**Material for this task:**
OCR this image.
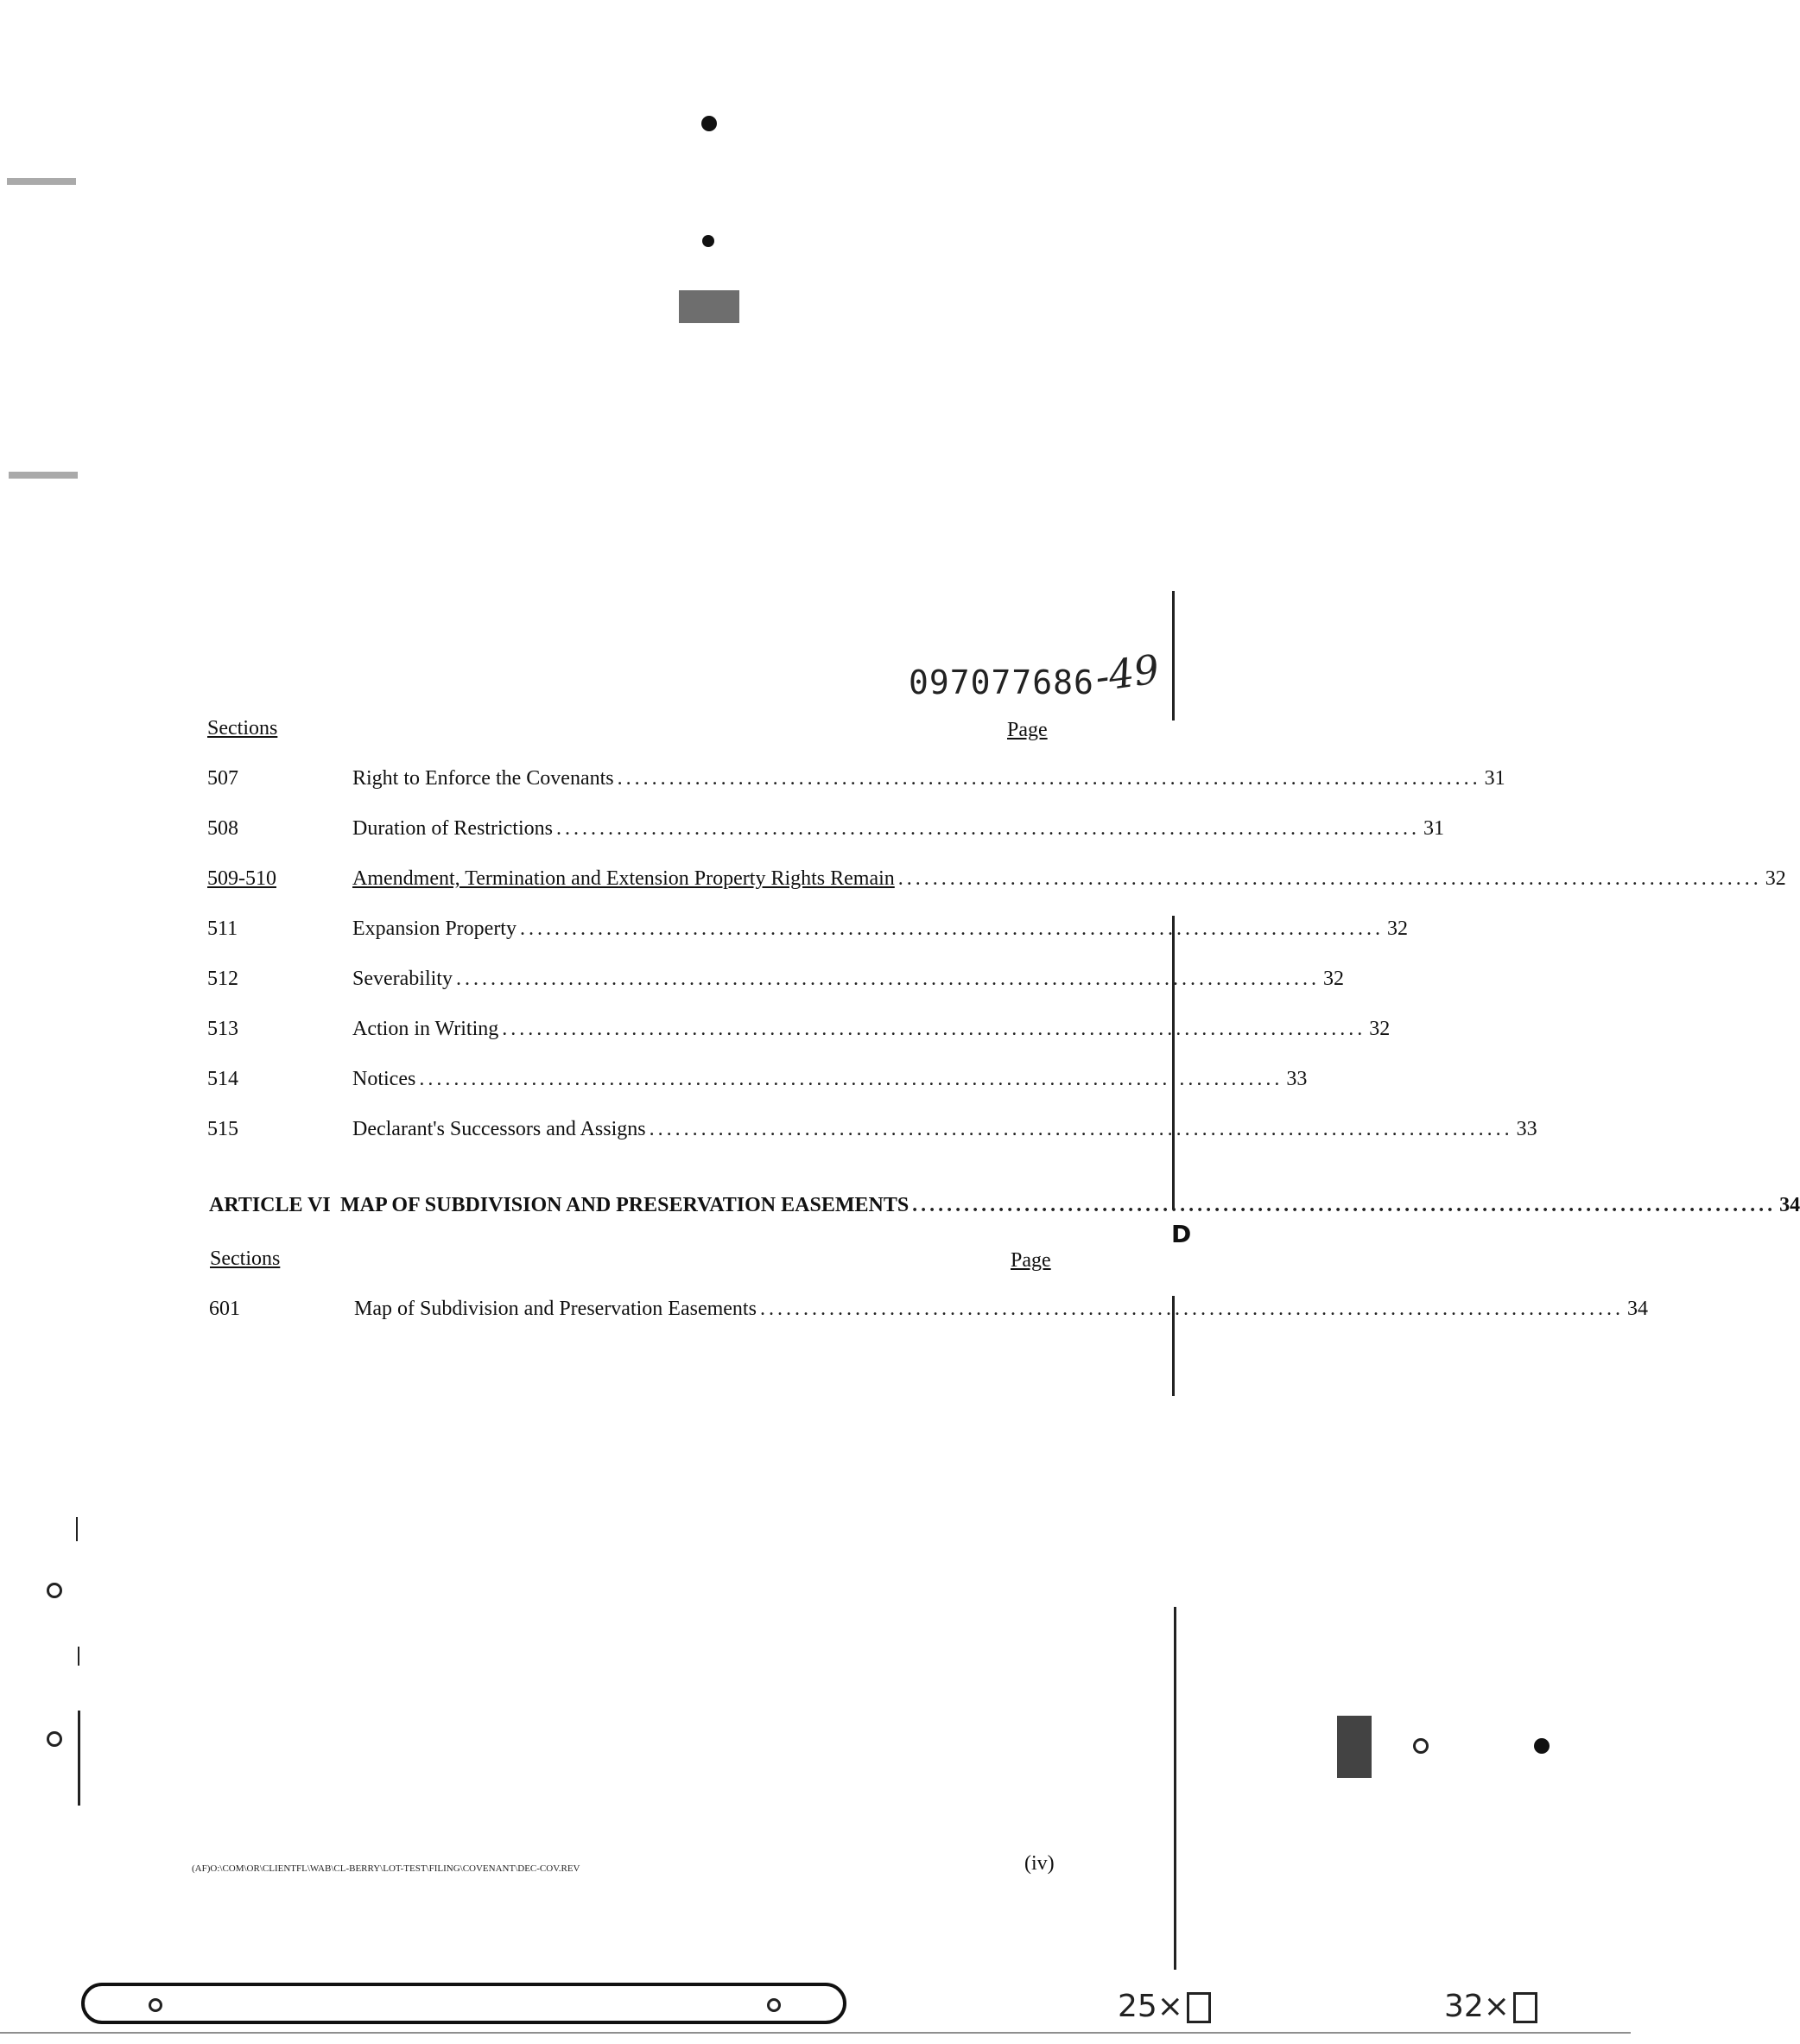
097077686
-49
Sections	Page
507	Right to Enforce the Covenants .................................................................................................... 31
508	Duration of Restrictions .................................................................................................... 31
509-510	Amendment, Termination and Extension Property Rights Remain .................................................................................................... 32
511	Expansion Property .................................................................................................... 32
512	Severability .................................................................................................... 32
513	Action in Writing .................................................................................................... 32
514	Notices .................................................................................................... 33
515	Declarant's Successors and Assigns .................................................................................................... 33
ARTICLE VI MAP OF SUBDIVISION AND PRESERVATION EASEMENTS .................................................................................................... 34
Sections	Page
601	Map of Subdivision and Preservation Easements .................................................................................................... 34
D
(AF)O:\COM\OR\CLIENTFL\WAB\CL-BERRY\LOT-TEST\FILING\COVENANT\DEC-COV.REV	(iv)
25×	32×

**Stated goal:** From the listing above, copy all lines holding the word "Property".

**Expected output:**
509-510	Amendment, Termination and Extension Property Rights Remain .................................................................................................... 32
511	Expansion Property .................................................................................................... 32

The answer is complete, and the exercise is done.